Data entries
********************
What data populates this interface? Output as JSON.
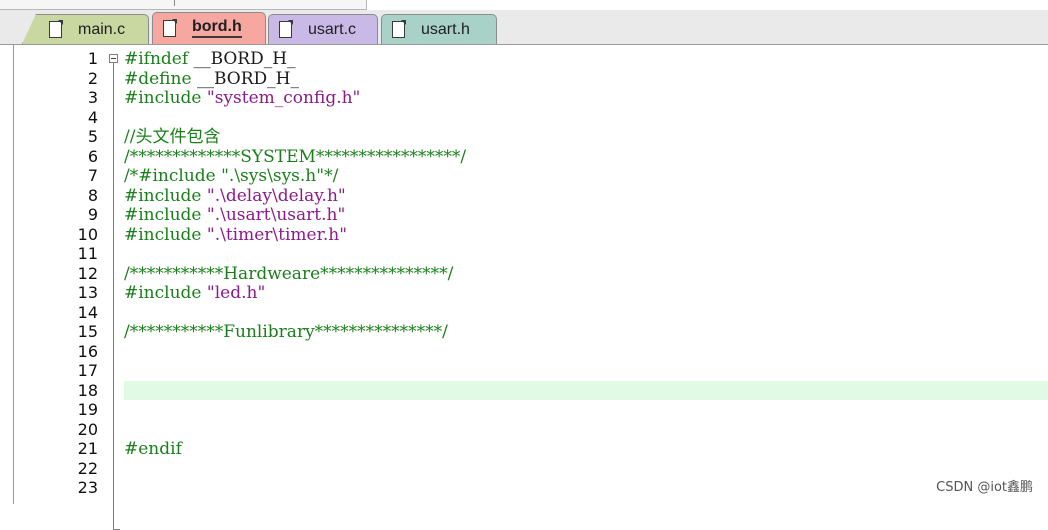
{
  "tabs": [
    {
      "label": "main.c",
      "active": false,
      "color": "#c8d8a0"
    },
    {
      "label": "bord.h",
      "active": true,
      "color": "#f6a7a0"
    },
    {
      "label": "usart.c",
      "active": false,
      "color": "#c8b9e6"
    },
    {
      "label": "usart.h",
      "active": false,
      "color": "#a8d1c8"
    }
  ],
  "editor": {
    "current_line": 18,
    "current_line_color": "#e0fae6",
    "lines": [
      {
        "n": "1",
        "segs": [
          {
            "t": "#ifndef ",
            "c": "pre"
          },
          {
            "t": "__BORD_H_",
            "c": "plain"
          }
        ]
      },
      {
        "n": "2",
        "segs": [
          {
            "t": "#define ",
            "c": "pre"
          },
          {
            "t": "__BORD_H_",
            "c": "plain"
          }
        ]
      },
      {
        "n": "3",
        "segs": [
          {
            "t": "#include ",
            "c": "pre"
          },
          {
            "t": "\"system_config.h\"",
            "c": "str"
          }
        ]
      },
      {
        "n": "4",
        "segs": []
      },
      {
        "n": "5",
        "segs": [
          {
            "t": "//头文件包含",
            "c": "com"
          }
        ]
      },
      {
        "n": "6",
        "segs": [
          {
            "t": "/*************SYSTEM*****************/",
            "c": "com"
          }
        ]
      },
      {
        "n": "7",
        "segs": [
          {
            "t": "/*#include \".\\sys\\sys.h\"*/",
            "c": "com"
          }
        ]
      },
      {
        "n": "8",
        "segs": [
          {
            "t": "#include ",
            "c": "pre"
          },
          {
            "t": "\".\\delay\\delay.h\"",
            "c": "str"
          }
        ]
      },
      {
        "n": "9",
        "segs": [
          {
            "t": "#include ",
            "c": "pre"
          },
          {
            "t": "\".\\usart\\usart.h\"",
            "c": "str"
          }
        ]
      },
      {
        "n": "10",
        "segs": [
          {
            "t": "#include ",
            "c": "pre"
          },
          {
            "t": "\".\\timer\\timer.h\"",
            "c": "str"
          }
        ]
      },
      {
        "n": "11",
        "segs": []
      },
      {
        "n": "12",
        "segs": [
          {
            "t": "/***********Hardweare***************/",
            "c": "com"
          }
        ]
      },
      {
        "n": "13",
        "segs": [
          {
            "t": "#include ",
            "c": "pre"
          },
          {
            "t": "\"led.h\"",
            "c": "str"
          }
        ]
      },
      {
        "n": "14",
        "segs": []
      },
      {
        "n": "15",
        "segs": [
          {
            "t": "/***********Funlibrary***************/",
            "c": "com"
          }
        ]
      },
      {
        "n": "16",
        "segs": []
      },
      {
        "n": "17",
        "segs": []
      },
      {
        "n": "18",
        "segs": []
      },
      {
        "n": "19",
        "segs": []
      },
      {
        "n": "20",
        "segs": []
      },
      {
        "n": "21",
        "segs": [
          {
            "t": "#endif",
            "c": "pre"
          }
        ]
      },
      {
        "n": "22",
        "segs": []
      },
      {
        "n": "23",
        "segs": []
      }
    ]
  },
  "icons": {
    "tab_file": "file-icon",
    "fold": "fold-minus-icon"
  },
  "watermark": "CSDN @iot鑫鹏"
}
********************
● Directions
Excluding the pictures, reproduce every entry exactly as given.

● Response to this task
What data populates this interface? Output as JSON.
{
  "tabs": [
    {
      "label": "main.c",
      "active": false,
      "color": "#c8d8a0"
    },
    {
      "label": "bord.h",
      "active": true,
      "color": "#f6a7a0"
    },
    {
      "label": "usart.c",
      "active": false,
      "color": "#c8b9e6"
    },
    {
      "label": "usart.h",
      "active": false,
      "color": "#a8d1c8"
    }
  ],
  "editor": {
    "current_line": 18,
    "current_line_color": "#e0fae6",
    "lines": [
      {
        "n": "1",
        "segs": [
          {
            "t": "#ifndef ",
            "c": "pre"
          },
          {
            "t": "__BORD_H_",
            "c": "plain"
          }
        ]
      },
      {
        "n": "2",
        "segs": [
          {
            "t": "#define ",
            "c": "pre"
          },
          {
            "t": "__BORD_H_",
            "c": "plain"
          }
        ]
      },
      {
        "n": "3",
        "segs": [
          {
            "t": "#include ",
            "c": "pre"
          },
          {
            "t": "\"system_config.h\"",
            "c": "str"
          }
        ]
      },
      {
        "n": "4",
        "segs": []
      },
      {
        "n": "5",
        "segs": [
          {
            "t": "//头文件包含",
            "c": "com"
          }
        ]
      },
      {
        "n": "6",
        "segs": [
          {
            "t": "/*************SYSTEM*****************/",
            "c": "com"
          }
        ]
      },
      {
        "n": "7",
        "segs": [
          {
            "t": "/*#include \".\\sys\\sys.h\"*/",
            "c": "com"
          }
        ]
      },
      {
        "n": "8",
        "segs": [
          {
            "t": "#include ",
            "c": "pre"
          },
          {
            "t": "\".\\delay\\delay.h\"",
            "c": "str"
          }
        ]
      },
      {
        "n": "9",
        "segs": [
          {
            "t": "#include ",
            "c": "pre"
          },
          {
            "t": "\".\\usart\\usart.h\"",
            "c": "str"
          }
        ]
      },
      {
        "n": "10",
        "segs": [
          {
            "t": "#include ",
            "c": "pre"
          },
          {
            "t": "\".\\timer\\timer.h\"",
            "c": "str"
          }
        ]
      },
      {
        "n": "11",
        "segs": []
      },
      {
        "n": "12",
        "segs": [
          {
            "t": "/***********Hardweare***************/",
            "c": "com"
          }
        ]
      },
      {
        "n": "13",
        "segs": [
          {
            "t": "#include ",
            "c": "pre"
          },
          {
            "t": "\"led.h\"",
            "c": "str"
          }
        ]
      },
      {
        "n": "14",
        "segs": []
      },
      {
        "n": "15",
        "segs": [
          {
            "t": "/***********Funlibrary***************/",
            "c": "com"
          }
        ]
      },
      {
        "n": "16",
        "segs": []
      },
      {
        "n": "17",
        "segs": []
      },
      {
        "n": "18",
        "segs": []
      },
      {
        "n": "19",
        "segs": []
      },
      {
        "n": "20",
        "segs": []
      },
      {
        "n": "21",
        "segs": [
          {
            "t": "#endif",
            "c": "pre"
          }
        ]
      },
      {
        "n": "22",
        "segs": []
      },
      {
        "n": "23",
        "segs": []
      }
    ]
  },
  "icons": {
    "tab_file": "file-icon",
    "fold": "fold-minus-icon"
  },
  "watermark": "CSDN @iot鑫鹏"
}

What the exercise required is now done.